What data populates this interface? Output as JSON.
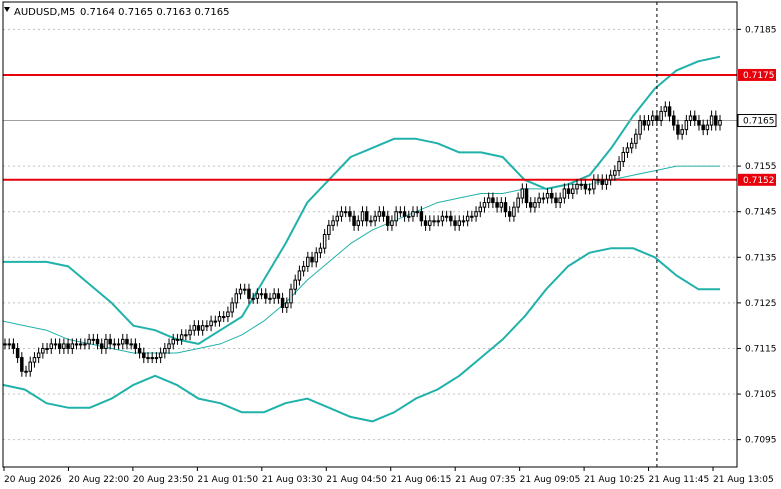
{
  "header": {
    "symbol": "AUDUSD,M5",
    "ohlc": "0.7164 0.7165 0.7163 0.7165"
  },
  "colors": {
    "candle": "#000000",
    "band": "#20b2aa",
    "level": "#e8000b",
    "current_price_label_bg": "#ffffff",
    "level_label_bg": "#e8000b",
    "grid": "#c0c0c0"
  },
  "icons": {
    "header_arrow": "triangle-down-icon"
  },
  "chart_data": {
    "type": "candlestick",
    "title": "AUDUSD,M5",
    "ylim": [
      0.7089,
      0.7191
    ],
    "y_ticks": [
      "0.7185",
      "0.7175",
      "0.7165",
      "0.7155",
      "0.7152",
      "0.7145",
      "0.7135",
      "0.7125",
      "0.7115",
      "0.7105",
      "0.7095"
    ],
    "x_ticks": [
      "20 Aug 2026",
      "20 Aug 22:00",
      "20 Aug 23:50",
      "21 Aug 01:50",
      "21 Aug 03:30",
      "21 Aug 04:50",
      "21 Aug 06:15",
      "21 Aug 07:35",
      "21 Aug 09:05",
      "21 Aug 10:25",
      "21 Aug 11:45",
      "21 Aug 13:05"
    ],
    "grid": "horizontal dashed",
    "indicator": "Bollinger Bands",
    "horizontal_levels": [
      {
        "value": 0.7175,
        "label": "0.7175"
      },
      {
        "value": 0.7152,
        "label": "0.7152"
      }
    ],
    "current_price": {
      "value": 0.7165,
      "label": "0.7165"
    },
    "vertical_marker_bar": 31,
    "closes": [
      0.7116,
      0.7116,
      0.7115,
      0.7113,
      0.711,
      0.711,
      0.7112,
      0.7113,
      0.7114,
      0.7115,
      0.7115,
      0.7116,
      0.7116,
      0.7115,
      0.7116,
      0.7115,
      0.7116,
      0.7116,
      0.7116,
      0.7116,
      0.7117,
      0.7117,
      0.7116,
      0.7115,
      0.7117,
      0.7116,
      0.7116,
      0.7116,
      0.7117,
      0.7116,
      0.7116,
      0.7115,
      0.7114,
      0.7113,
      0.7113,
      0.7113,
      0.7113,
      0.7114,
      0.7115,
      0.7116,
      0.7117,
      0.7117,
      0.7118,
      0.7118,
      0.7119,
      0.712,
      0.7119,
      0.712,
      0.712,
      0.7121,
      0.7121,
      0.7122,
      0.7122,
      0.7123,
      0.7125,
      0.7127,
      0.7128,
      0.7128,
      0.7126,
      0.7126,
      0.7127,
      0.7127,
      0.7126,
      0.7126,
      0.7127,
      0.7126,
      0.7124,
      0.7125,
      0.7128,
      0.713,
      0.7132,
      0.7133,
      0.7135,
      0.7134,
      0.7136,
      0.7137,
      0.714,
      0.7142,
      0.7143,
      0.7144,
      0.7145,
      0.7145,
      0.7144,
      0.7142,
      0.7143,
      0.7145,
      0.7143,
      0.7143,
      0.7144,
      0.7145,
      0.7144,
      0.7142,
      0.7143,
      0.7145,
      0.7145,
      0.7144,
      0.7144,
      0.7145,
      0.7145,
      0.7143,
      0.7142,
      0.7143,
      0.7143,
      0.7143,
      0.7144,
      0.7144,
      0.7143,
      0.7142,
      0.7143,
      0.7143,
      0.7144,
      0.7144,
      0.7145,
      0.7146,
      0.7147,
      0.7148,
      0.7147,
      0.7146,
      0.7147,
      0.7145,
      0.7144,
      0.7146,
      0.7148,
      0.715,
      0.7147,
      0.7146,
      0.7147,
      0.7148,
      0.7148,
      0.7149,
      0.7148,
      0.7147,
      0.7148,
      0.715,
      0.7149,
      0.715,
      0.7151,
      0.7151,
      0.715,
      0.715,
      0.7152,
      0.7152,
      0.7151,
      0.7152,
      0.7153,
      0.7154,
      0.7156,
      0.7158,
      0.7159,
      0.716,
      0.7162,
      0.7165,
      0.7164,
      0.7165,
      0.7166,
      0.7165,
      0.7167,
      0.7168,
      0.7166,
      0.7164,
      0.7162,
      0.7163,
      0.7165,
      0.7166,
      0.7165,
      0.7164,
      0.7163,
      0.7164,
      0.7166,
      0.7164,
      0.7165
    ],
    "bands": {
      "upper": [
        0.7134,
        0.7134,
        0.7134,
        0.7133,
        0.7129,
        0.7125,
        0.712,
        0.7119,
        0.7117,
        0.7116,
        0.7119,
        0.7122,
        0.713,
        0.7138,
        0.7147,
        0.7152,
        0.7157,
        0.7159,
        0.7161,
        0.7161,
        0.716,
        0.7158,
        0.7158,
        0.7157,
        0.7152,
        0.715,
        0.7151,
        0.7153,
        0.7159,
        0.7166,
        0.7172,
        0.7176,
        0.7178,
        0.7179
      ],
      "middle": [
        0.7121,
        0.712,
        0.7119,
        0.7117,
        0.7116,
        0.7115,
        0.7114,
        0.7114,
        0.7114,
        0.7115,
        0.7116,
        0.7118,
        0.7121,
        0.7125,
        0.713,
        0.7134,
        0.7138,
        0.7141,
        0.7143,
        0.7145,
        0.7147,
        0.7148,
        0.7149,
        0.7149,
        0.715,
        0.715,
        0.7151,
        0.7151,
        0.7152,
        0.7153,
        0.7154,
        0.7155,
        0.7155,
        0.7155
      ],
      "lower": [
        0.7107,
        0.7106,
        0.7103,
        0.7102,
        0.7102,
        0.7104,
        0.7107,
        0.7109,
        0.7107,
        0.7104,
        0.7103,
        0.7101,
        0.7101,
        0.7103,
        0.7104,
        0.7102,
        0.71,
        0.7099,
        0.7101,
        0.7104,
        0.7106,
        0.7109,
        0.7113,
        0.7117,
        0.7122,
        0.7128,
        0.7133,
        0.7136,
        0.7137,
        0.7137,
        0.7135,
        0.7131,
        0.7128,
        0.7128
      ]
    }
  }
}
◇ ◇ ◇ ◇
DESCRIPTION OF THE TASK
Copy each line of the data above that holds "value".

RESPONSE
        "value": 0.7175,
        "value": 0.7152,
      "value": 0.7165,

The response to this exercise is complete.